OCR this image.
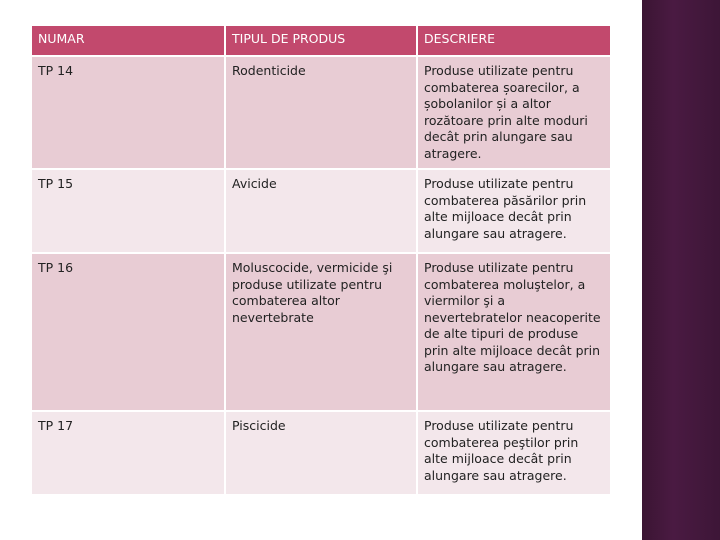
NUMAR	TIPUL DE PRODUS	DESCRIERE
TP 14	Rodenticide	Produse utilizate pentru combaterea șoarecilor, a șobolanilor și a altor rozătoare prin alte moduri decât prin alungare sau atragere.
TP 15	Avicide	Produse utilizate pentru combaterea păsărilor prin alte mijloace decât prin alungare sau atragere.
TP 16	Moluscocide, vermicide şi produse utilizate pentru combaterea altor nevertebrate	Produse utilizate pentru combaterea moluştelor, a viermilor şi a nevertebratelor neacoperite de alte tipuri de produse prin alte mijloace decât prin alungare sau atragere.
TP 17	Piscicide	Produse utilizate pentru combaterea peştilor prin alte mijloace decât prin alungare sau atragere.
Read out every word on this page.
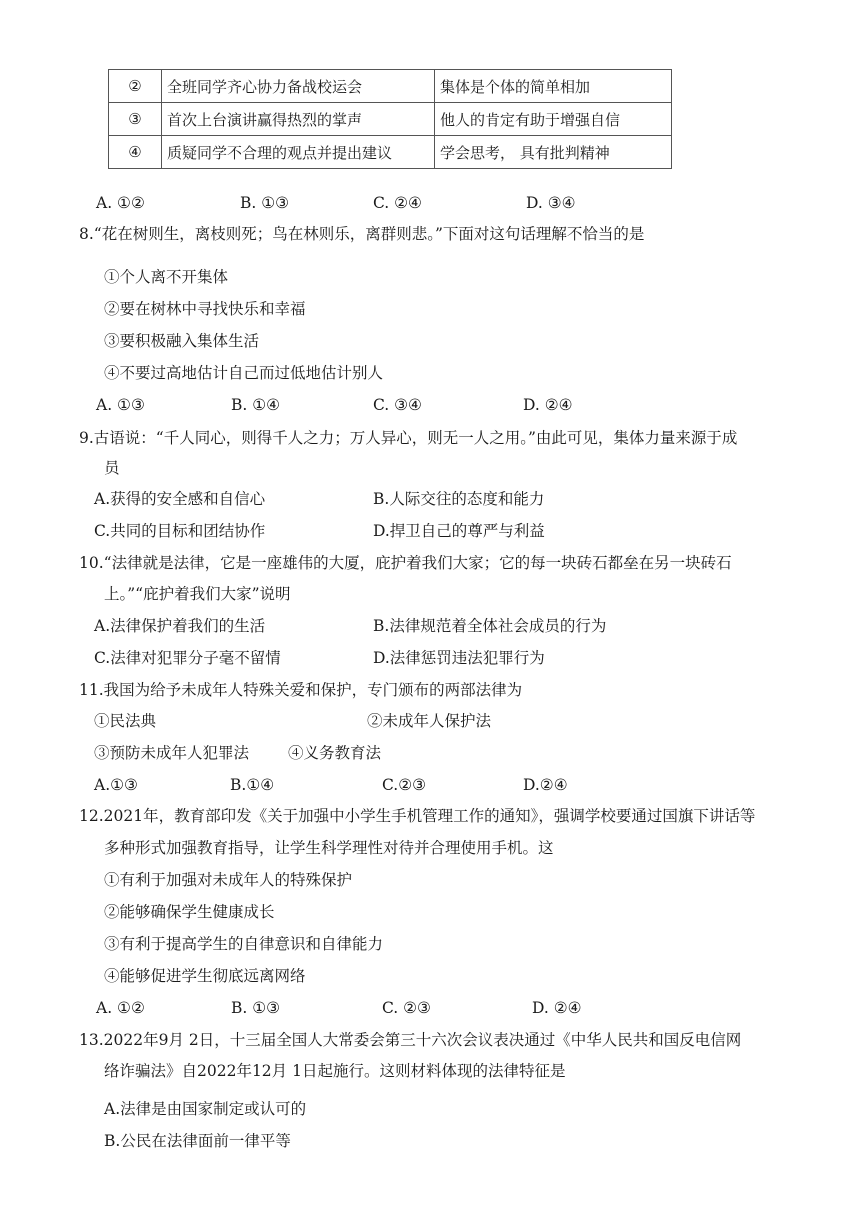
②	全班同学齐心协力备战校运会	集体是个体的简单相加
③	首次上台演讲赢得热烈的掌声	他人的肯定有助于增强自信
④	质疑同学不合理的观点并提出建议	学会思考， 具有批判精神
A. ①②	B. ①③	C. ②④	D. ③④
8.“花在树则生，离枝则死；鸟在林则乐，离群则悲。”下面对这句话理解不恰当的是
①个人离不开集体
②要在树林中寻找快乐和幸福
③要积极融入集体生活
④不要过高地估计自己而过低地估计别人
A. ①③	B. ①④	C. ③④	D. ②④
9.古语说：“千人同心，则得千人之力；万人异心，则无一人之用。”由此可见，集体力量来源于成
员
A.获得的安全感和自信心	B.人际交往的态度和能力
C.共同的目标和团结协作	D.捍卫自己的尊严与利益
10.“法律就是法律，它是一座雄伟的大厦，庇护着我们大家；它的每一块砖石都垒在另一块砖石
上。”“庇护着我们大家”说明
A.法律保护着我们的生活	B.法律规范着全体社会成员的行为
C.法律对犯罪分子毫不留情	D.法律惩罚违法犯罪行为
11.我国为给予未成年人特殊关爱和保护，专门颁布的两部法律为
①民法典	②未成年人保护法
③预防未成年人犯罪法	④义务教育法
A.①③	B.①④	C.②③	D.②④
12.2021年，教育部印发《关于加强中小学生手机管理工作的通知》，强调学校要通过国旗下讲话等
多种形式加强教育指导，让学生科学理性对待并合理使用手机。这
①有利于加强对未成年人的特殊保护
②能够确保学生健康成长
③有利于提高学生的自律意识和自律能力
④能够促进学生彻底远离网络
A. ①②	B. ①③	C. ②③	D. ②④
13.2022年9月 2日，十三届全国人大常委会第三十六次会议表决通过《中华人民共和国反电信网
络诈骗法》自2022年12月 1日起施行。这则材料体现的法律特征是
A.法律是由国家制定或认可的
B.公民在法律面前一律平等
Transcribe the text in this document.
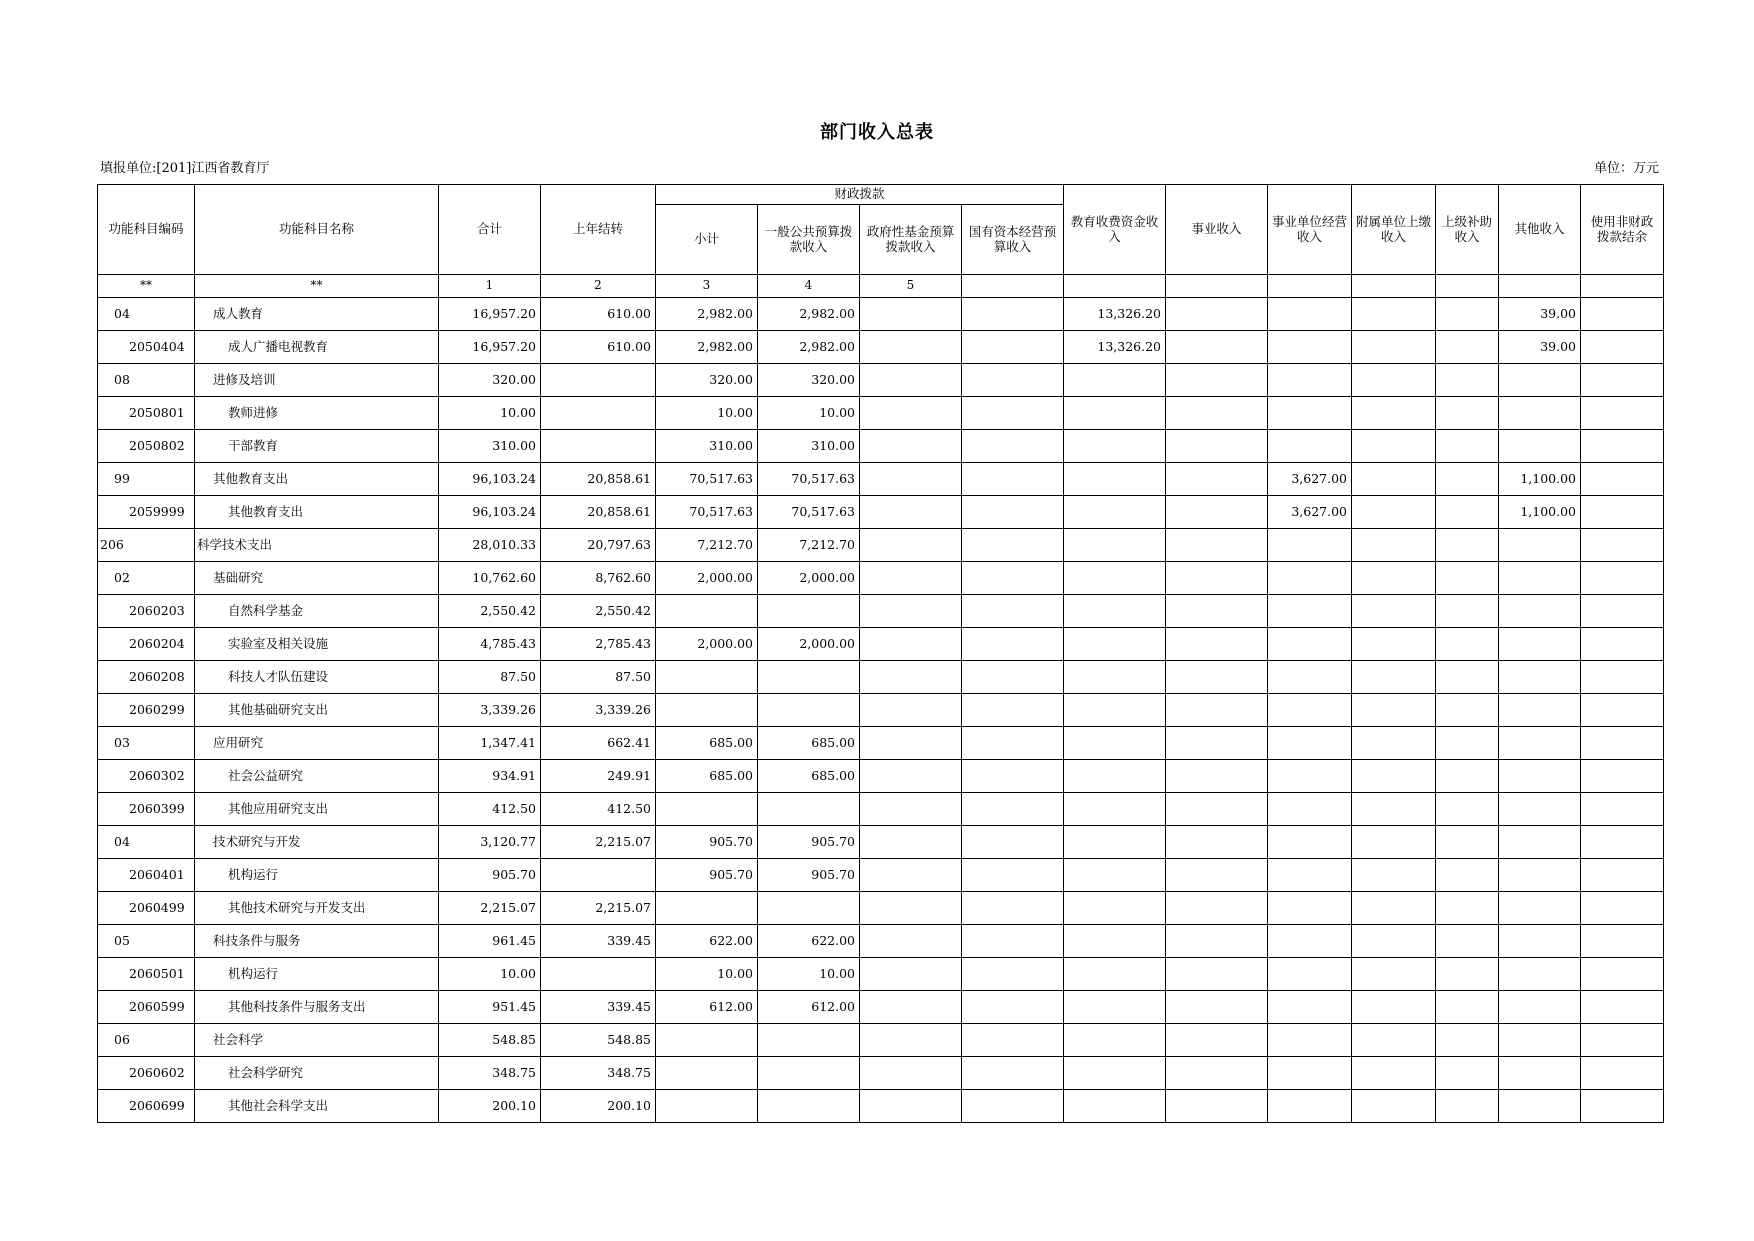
部门收入总表
填报单位:[201]江西省教育厅	单位：万元
功能科目编码	功能科目名称	合计	上年结转	财政拨款				教育收费资金收入	事业收入	事业单位经营收入	附属单位上缴收入	上级补助收入	其他收入	使用非财政拨款结余
				小计	一般公共预算拨款收入	政府性基金预算拨款收入	国有资本经营预算收入							
**	**	1	2	3	4	5								
04	成人教育	16,957.20	610.00	2,982.00	2,982.00			13,326.20					39.00	
2050404	成人广播电视教育	16,957.20	610.00	2,982.00	2,982.00			13,326.20					39.00	
08	进修及培训	320.00		320.00	320.00									
2050801	教师进修	10.00		10.00	10.00									
2050802	干部教育	310.00		310.00	310.00									
99	其他教育支出	96,103.24	20,858.61	70,517.63	70,517.63					3,627.00			1,100.00	
2059999	其他教育支出	96,103.24	20,858.61	70,517.63	70,517.63					3,627.00			1,100.00	
206	科学技术支出	28,010.33	20,797.63	7,212.70	7,212.70									
02	基础研究	10,762.60	8,762.60	2,000.00	2,000.00									
2060203	自然科学基金	2,550.42	2,550.42											
2060204	实验室及相关设施	4,785.43	2,785.43	2,000.00	2,000.00									
2060208	科技人才队伍建设	87.50	87.50											
2060299	其他基础研究支出	3,339.26	3,339.26											
03	应用研究	1,347.41	662.41	685.00	685.00									
2060302	社会公益研究	934.91	249.91	685.00	685.00									
2060399	其他应用研究支出	412.50	412.50											
04	技术研究与开发	3,120.77	2,215.07	905.70	905.70									
2060401	机构运行	905.70		905.70	905.70									
2060499	其他技术研究与开发支出	2,215.07	2,215.07											
05	科技条件与服务	961.45	339.45	622.00	622.00									
2060501	机构运行	10.00		10.00	10.00									
2060599	其他科技条件与服务支出	951.45	339.45	612.00	612.00									
06	社会科学	548.85	548.85											
2060602	社会科学研究	348.75	348.75											
2060699	其他社会科学支出	200.10	200.10											
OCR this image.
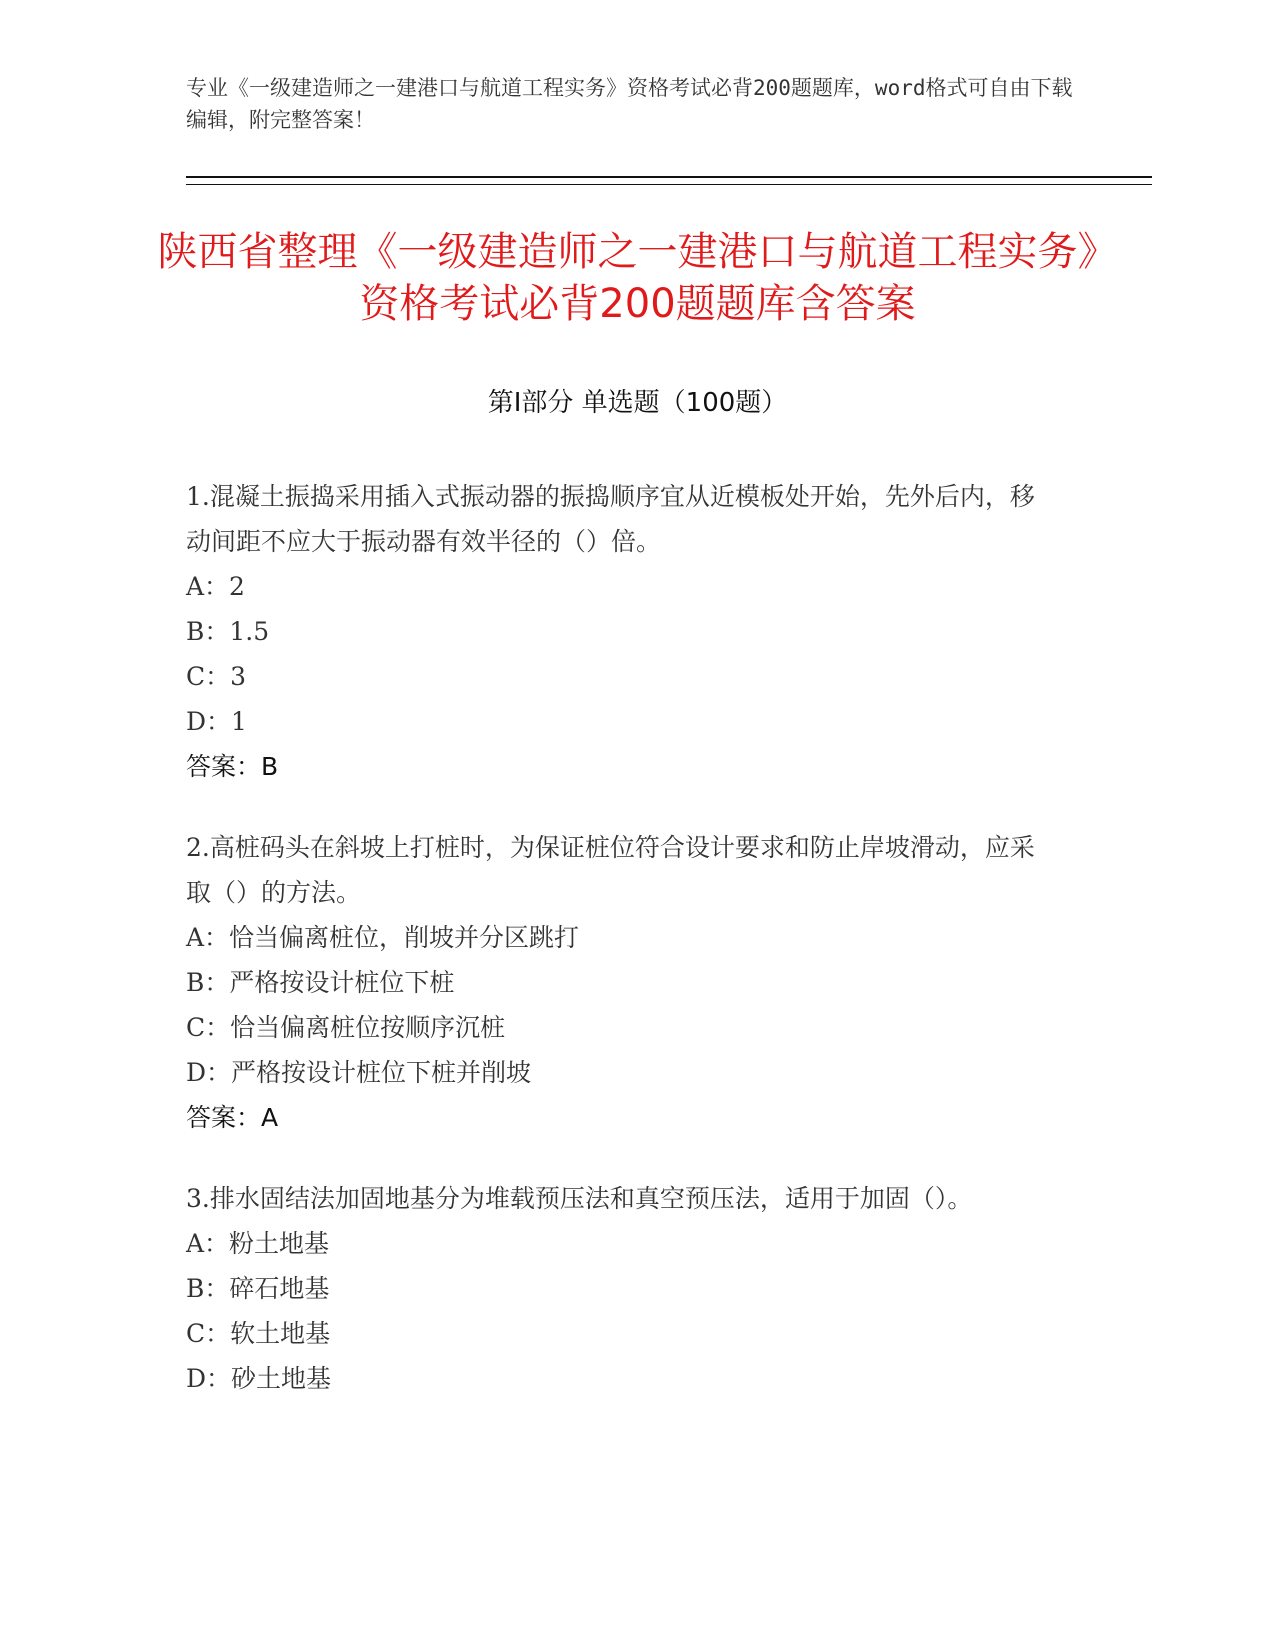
专业《一级建造师之一建港口与航道工程实务》资格考试必背200题题库，word格式可自由下载编辑，附完整答案！
陕西省整理《一级建造师之一建港口与航道工程实务》资格考试必背200题题库含答案
第Ⅰ部分 单选题（100题）
1.混凝土振捣采用插入式振动器的振捣顺序宜从近模板处开始，先外后内，移动间距不应大于振动器有效半径的（）倍。
A：2
B：1.5
C：3
D：1
答案：B
2.高桩码头在斜坡上打桩时，为保证桩位符合设计要求和防止岸坡滑动，应采取（）的方法。
A：恰当偏离桩位，削坡并分区跳打
B：严格按设计桩位下桩
C：恰当偏离桩位按顺序沉桩
D：严格按设计桩位下桩并削坡
答案：A
3.排水固结法加固地基分为堆载预压法和真空预压法，适用于加固（）。
A：粉土地基
B：碎石地基
C：软土地基
D：砂土地基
┄┄┄┄┄┄┄┄┄┄
## Objective
Pick out the lines that include the word "机构运行" and write them out.

## Answer below
2060401	机构运行	905.70		905.70	905.70									
2060501	机构运行	10.00		10.00	10.00									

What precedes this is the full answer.